▶ [YOUR GOAL]:
Extract, from the listing that follows, each line containing the word "color".

▶ [MATERIAL FOR THIS TASK]:

.....

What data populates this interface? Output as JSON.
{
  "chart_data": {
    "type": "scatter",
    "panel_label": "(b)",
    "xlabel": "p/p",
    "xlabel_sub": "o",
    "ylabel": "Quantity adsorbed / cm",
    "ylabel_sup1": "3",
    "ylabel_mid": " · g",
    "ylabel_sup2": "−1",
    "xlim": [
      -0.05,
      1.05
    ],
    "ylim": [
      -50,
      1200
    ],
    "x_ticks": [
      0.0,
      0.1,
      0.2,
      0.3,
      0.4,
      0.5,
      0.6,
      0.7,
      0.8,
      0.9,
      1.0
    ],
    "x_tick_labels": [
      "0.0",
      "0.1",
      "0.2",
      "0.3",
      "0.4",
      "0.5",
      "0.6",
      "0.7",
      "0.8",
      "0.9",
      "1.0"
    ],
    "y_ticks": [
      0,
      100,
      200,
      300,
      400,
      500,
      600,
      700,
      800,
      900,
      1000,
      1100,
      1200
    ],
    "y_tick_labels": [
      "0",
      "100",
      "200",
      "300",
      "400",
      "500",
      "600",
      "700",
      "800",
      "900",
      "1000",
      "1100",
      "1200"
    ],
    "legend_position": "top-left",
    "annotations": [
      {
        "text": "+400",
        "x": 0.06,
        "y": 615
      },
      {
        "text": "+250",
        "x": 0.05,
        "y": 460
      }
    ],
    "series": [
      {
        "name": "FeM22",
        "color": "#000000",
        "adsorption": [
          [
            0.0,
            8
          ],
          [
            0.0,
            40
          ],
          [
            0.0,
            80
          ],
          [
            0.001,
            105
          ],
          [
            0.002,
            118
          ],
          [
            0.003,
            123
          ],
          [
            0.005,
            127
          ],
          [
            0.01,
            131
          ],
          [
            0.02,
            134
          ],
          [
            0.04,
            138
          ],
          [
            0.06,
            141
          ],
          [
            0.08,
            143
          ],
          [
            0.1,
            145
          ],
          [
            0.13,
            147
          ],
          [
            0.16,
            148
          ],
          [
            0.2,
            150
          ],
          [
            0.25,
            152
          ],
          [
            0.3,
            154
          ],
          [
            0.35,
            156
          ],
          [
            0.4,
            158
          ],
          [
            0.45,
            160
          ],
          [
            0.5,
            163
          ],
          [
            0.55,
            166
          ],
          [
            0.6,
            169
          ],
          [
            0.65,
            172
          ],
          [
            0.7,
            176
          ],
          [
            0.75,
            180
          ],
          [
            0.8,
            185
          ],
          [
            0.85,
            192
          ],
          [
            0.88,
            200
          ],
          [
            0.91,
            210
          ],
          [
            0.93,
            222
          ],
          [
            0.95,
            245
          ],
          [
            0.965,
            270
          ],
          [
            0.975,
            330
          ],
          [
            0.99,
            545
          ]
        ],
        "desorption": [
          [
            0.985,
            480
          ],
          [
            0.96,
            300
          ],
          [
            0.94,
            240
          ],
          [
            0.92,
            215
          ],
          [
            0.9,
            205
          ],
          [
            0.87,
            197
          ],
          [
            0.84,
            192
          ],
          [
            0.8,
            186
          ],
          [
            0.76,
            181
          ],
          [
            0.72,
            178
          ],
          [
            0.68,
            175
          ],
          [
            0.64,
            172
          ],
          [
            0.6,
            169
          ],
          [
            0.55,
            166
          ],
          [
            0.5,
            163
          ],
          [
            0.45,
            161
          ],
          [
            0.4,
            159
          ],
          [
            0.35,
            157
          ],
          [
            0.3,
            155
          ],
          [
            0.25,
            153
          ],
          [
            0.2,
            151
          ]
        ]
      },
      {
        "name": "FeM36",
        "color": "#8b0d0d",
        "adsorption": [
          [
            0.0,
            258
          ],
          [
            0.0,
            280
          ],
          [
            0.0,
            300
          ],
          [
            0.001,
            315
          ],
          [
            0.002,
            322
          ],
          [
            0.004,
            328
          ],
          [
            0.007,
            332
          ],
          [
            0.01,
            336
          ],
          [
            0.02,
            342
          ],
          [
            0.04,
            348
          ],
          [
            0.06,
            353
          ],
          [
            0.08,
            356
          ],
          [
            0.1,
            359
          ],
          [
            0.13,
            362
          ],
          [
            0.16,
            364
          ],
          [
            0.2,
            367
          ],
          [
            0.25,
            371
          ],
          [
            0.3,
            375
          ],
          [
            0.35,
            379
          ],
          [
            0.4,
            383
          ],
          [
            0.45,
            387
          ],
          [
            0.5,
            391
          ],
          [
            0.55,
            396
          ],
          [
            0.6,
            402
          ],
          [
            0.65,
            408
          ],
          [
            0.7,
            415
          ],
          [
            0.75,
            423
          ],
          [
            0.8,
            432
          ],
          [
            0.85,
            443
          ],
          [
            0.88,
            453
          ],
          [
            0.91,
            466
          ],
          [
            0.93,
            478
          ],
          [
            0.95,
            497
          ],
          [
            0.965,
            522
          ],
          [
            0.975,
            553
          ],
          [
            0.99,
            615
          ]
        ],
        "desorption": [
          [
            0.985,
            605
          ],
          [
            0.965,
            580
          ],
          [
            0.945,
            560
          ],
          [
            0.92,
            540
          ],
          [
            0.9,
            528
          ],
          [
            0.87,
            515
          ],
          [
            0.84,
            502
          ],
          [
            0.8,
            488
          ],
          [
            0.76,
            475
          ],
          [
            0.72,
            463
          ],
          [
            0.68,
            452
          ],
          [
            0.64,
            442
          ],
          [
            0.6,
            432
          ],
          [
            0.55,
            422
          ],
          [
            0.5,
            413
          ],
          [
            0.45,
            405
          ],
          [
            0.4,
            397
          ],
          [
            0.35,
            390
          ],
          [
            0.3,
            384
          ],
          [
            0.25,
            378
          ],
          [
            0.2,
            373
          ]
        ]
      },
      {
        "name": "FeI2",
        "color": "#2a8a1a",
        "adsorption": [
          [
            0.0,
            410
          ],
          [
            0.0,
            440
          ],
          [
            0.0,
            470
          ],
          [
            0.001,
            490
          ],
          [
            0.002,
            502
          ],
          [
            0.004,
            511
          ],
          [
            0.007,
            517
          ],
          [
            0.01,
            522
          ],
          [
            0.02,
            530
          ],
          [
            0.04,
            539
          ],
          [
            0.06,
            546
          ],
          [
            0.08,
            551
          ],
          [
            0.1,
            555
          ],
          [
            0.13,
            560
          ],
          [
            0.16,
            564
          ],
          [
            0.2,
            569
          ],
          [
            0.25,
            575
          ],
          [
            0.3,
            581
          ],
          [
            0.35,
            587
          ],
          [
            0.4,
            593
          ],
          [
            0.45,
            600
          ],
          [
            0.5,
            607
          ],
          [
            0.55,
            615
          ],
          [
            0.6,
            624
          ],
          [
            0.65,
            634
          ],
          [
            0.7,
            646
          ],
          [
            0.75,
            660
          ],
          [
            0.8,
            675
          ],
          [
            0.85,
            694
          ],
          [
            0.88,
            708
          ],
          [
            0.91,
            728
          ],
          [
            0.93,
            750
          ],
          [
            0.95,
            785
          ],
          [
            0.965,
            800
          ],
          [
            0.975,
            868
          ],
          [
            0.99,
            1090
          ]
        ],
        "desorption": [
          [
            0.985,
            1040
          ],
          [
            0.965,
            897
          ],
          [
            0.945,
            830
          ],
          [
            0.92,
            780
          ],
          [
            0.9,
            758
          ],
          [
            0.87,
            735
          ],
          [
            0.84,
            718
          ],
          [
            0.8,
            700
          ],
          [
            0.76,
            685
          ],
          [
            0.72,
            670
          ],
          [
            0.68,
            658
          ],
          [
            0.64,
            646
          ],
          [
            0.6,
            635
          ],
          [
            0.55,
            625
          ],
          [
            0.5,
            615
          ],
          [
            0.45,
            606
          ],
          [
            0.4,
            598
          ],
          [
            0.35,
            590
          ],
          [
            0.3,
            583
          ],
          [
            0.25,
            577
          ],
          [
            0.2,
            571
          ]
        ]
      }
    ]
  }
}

.....

▶ [RESULT OF THIS TASK]:
        "color": "#000000",
        "color": "#8b0d0d",
        "color": "#2a8a1a",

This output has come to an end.